#### DATA EXCERPTS
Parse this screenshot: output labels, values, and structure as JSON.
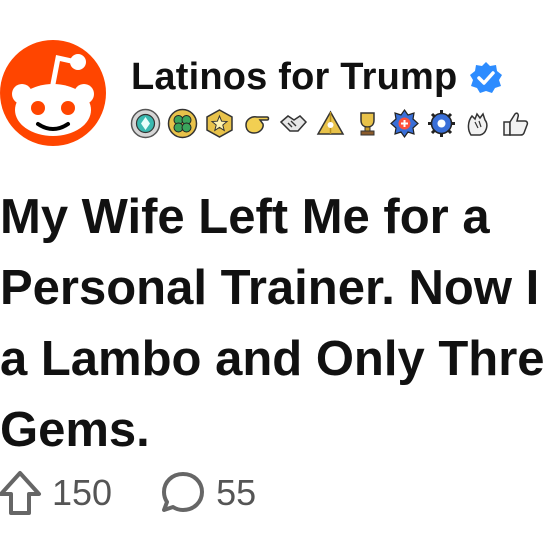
{
  "post": {
    "author": "Latinos for Trump",
    "title_lines": [
      "My Wife Left Me for a",
      "Personal Trainer. Now I",
      "a Lambo and Only Thre",
      "Gems."
    ],
    "upvotes": "150",
    "comments": "55"
  },
  "icons": {
    "avatar": "reddit-snoo-avatar",
    "verified": "verified-check-icon",
    "badges": [
      "diamond-badge",
      "clover-badge",
      "star-badge",
      "pointing-hand-badge",
      "handshake-badge",
      "pyramid-badge",
      "trophy-badge",
      "plus-one-badge",
      "gear-badge",
      "clapping-hands-badge",
      "thumbs-up-badge"
    ],
    "upvote": "upvote-arrow-icon",
    "comment": "comment-bubble-icon"
  },
  "colors": {
    "reddit_orange": "#FF4500",
    "verified_blue": "#2D8CFF",
    "badge_gold": "#E8C24A",
    "muted_text": "#555555"
  }
}
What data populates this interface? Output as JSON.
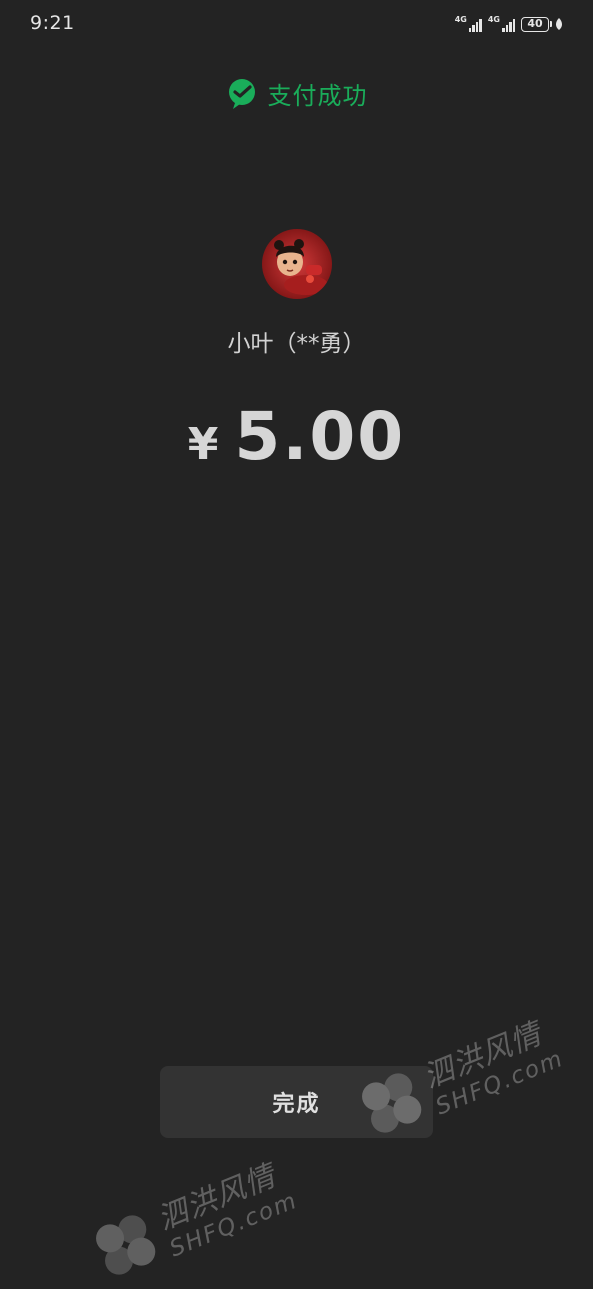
{
  "status_bar": {
    "time": "9:21",
    "network_1": "4G",
    "network_2": "4G",
    "battery": "40"
  },
  "header": {
    "title": "支付成功",
    "icon": "wechat-pay-icon",
    "accent_color": "#1aad5a"
  },
  "payee": {
    "name": "小叶（**勇）",
    "avatar": "avatar"
  },
  "amount": {
    "currency": "¥",
    "value": "5.00"
  },
  "done_button": {
    "label": "完成"
  },
  "watermark": {
    "chinese": "泗洪风情",
    "latin": "SHFQ.com"
  }
}
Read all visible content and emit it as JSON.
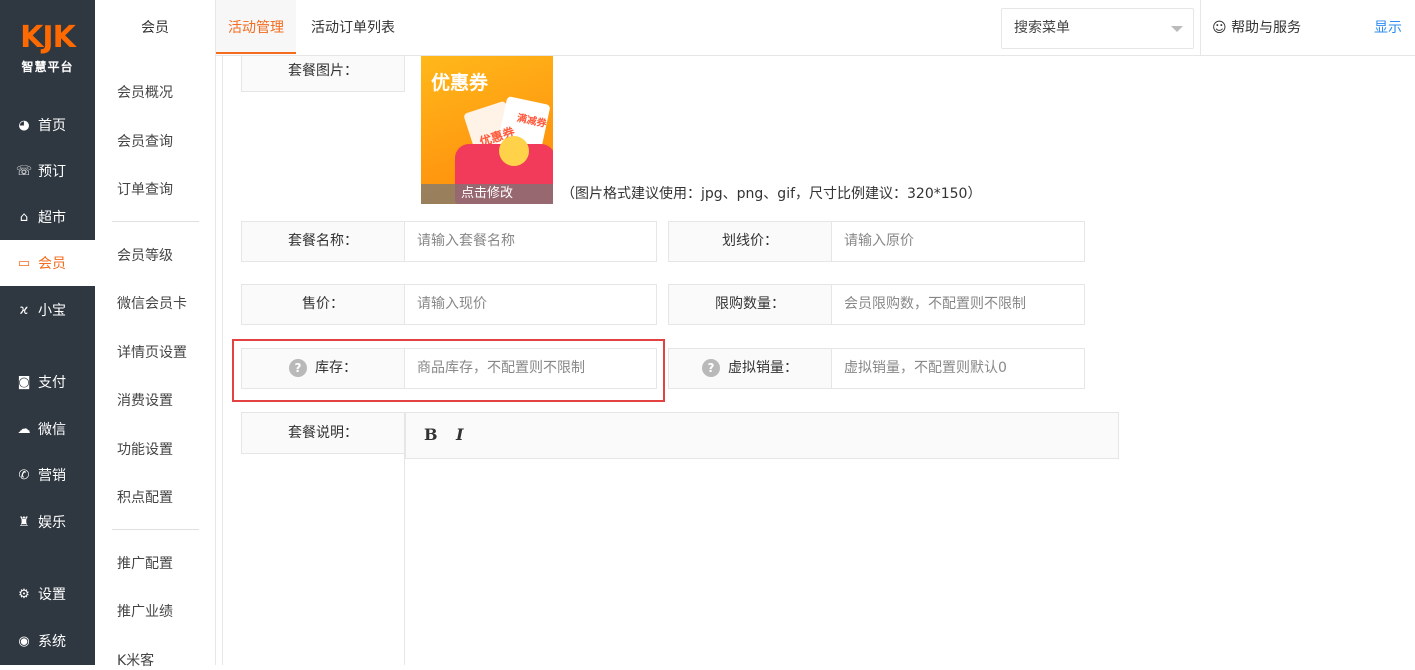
{
  "logo": {
    "mark": "KJK",
    "subtitle": "智慧平台"
  },
  "leftnav": [
    {
      "label": "首页",
      "icon": "dashboard-icon",
      "glyph": "◕"
    },
    {
      "label": "预订",
      "icon": "phone-icon",
      "glyph": "☏"
    },
    {
      "label": "超市",
      "icon": "basket-icon",
      "glyph": "⌂"
    },
    {
      "label": "会员",
      "icon": "card-icon",
      "glyph": "▭"
    },
    {
      "label": "小宝",
      "icon": "xiaobao-icon",
      "glyph": "ϰ"
    },
    {
      "label": "支付",
      "icon": "money-icon",
      "glyph": "◙"
    },
    {
      "label": "微信",
      "icon": "wechat-icon",
      "glyph": "☁"
    },
    {
      "label": "营销",
      "icon": "megaphone-icon",
      "glyph": "✆"
    },
    {
      "label": "娱乐",
      "icon": "game-icon",
      "glyph": "♜"
    },
    {
      "label": "设置",
      "icon": "gear-icon",
      "glyph": "⚙"
    },
    {
      "label": "系统",
      "icon": "chrome-icon",
      "glyph": "◉"
    }
  ],
  "subnav": {
    "head": "会员",
    "items": [
      "会员概况",
      "会员查询",
      "订单查询",
      "会员等级",
      "微信会员卡",
      "详情页设置",
      "消费设置",
      "功能设置",
      "积点配置",
      "推广配置",
      "推广业绩",
      "K米客"
    ]
  },
  "topbar": {
    "tabs": [
      "活动管理",
      "活动订单列表"
    ],
    "search_menu": "搜索菜单",
    "help": "帮助与服务",
    "show": "显示"
  },
  "form": {
    "image_label": "套餐图片：",
    "coupon_title": "优惠券",
    "coupon_card1": "优惠券",
    "coupon_card2": "满减券",
    "image_edit": "点击修改",
    "image_hint": "（图片格式建议使用：jpg、png、gif，尺寸比例建议：320*150）",
    "name_label": "套餐名称：",
    "name_placeholder": "请输入套餐名称",
    "original_price_label": "划线价：",
    "original_price_placeholder": "请输入原价",
    "price_label": "售价：",
    "price_placeholder": "请输入现价",
    "limit_label": "限购数量：",
    "limit_placeholder": "会员限购数，不配置则不限制",
    "stock_label": "库存：",
    "stock_placeholder": "商品库存，不配置则不限制",
    "virtual_sales_label": "虚拟销量：",
    "virtual_sales_placeholder": "虚拟销量，不配置则默认0",
    "desc_label": "套餐说明：",
    "bold": "B",
    "italic": "I"
  }
}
########
Copy every line that includes the string "avatar" from the material above.

    "avatar": "reddit-snoo-avatar",
    "avatar": "avatar"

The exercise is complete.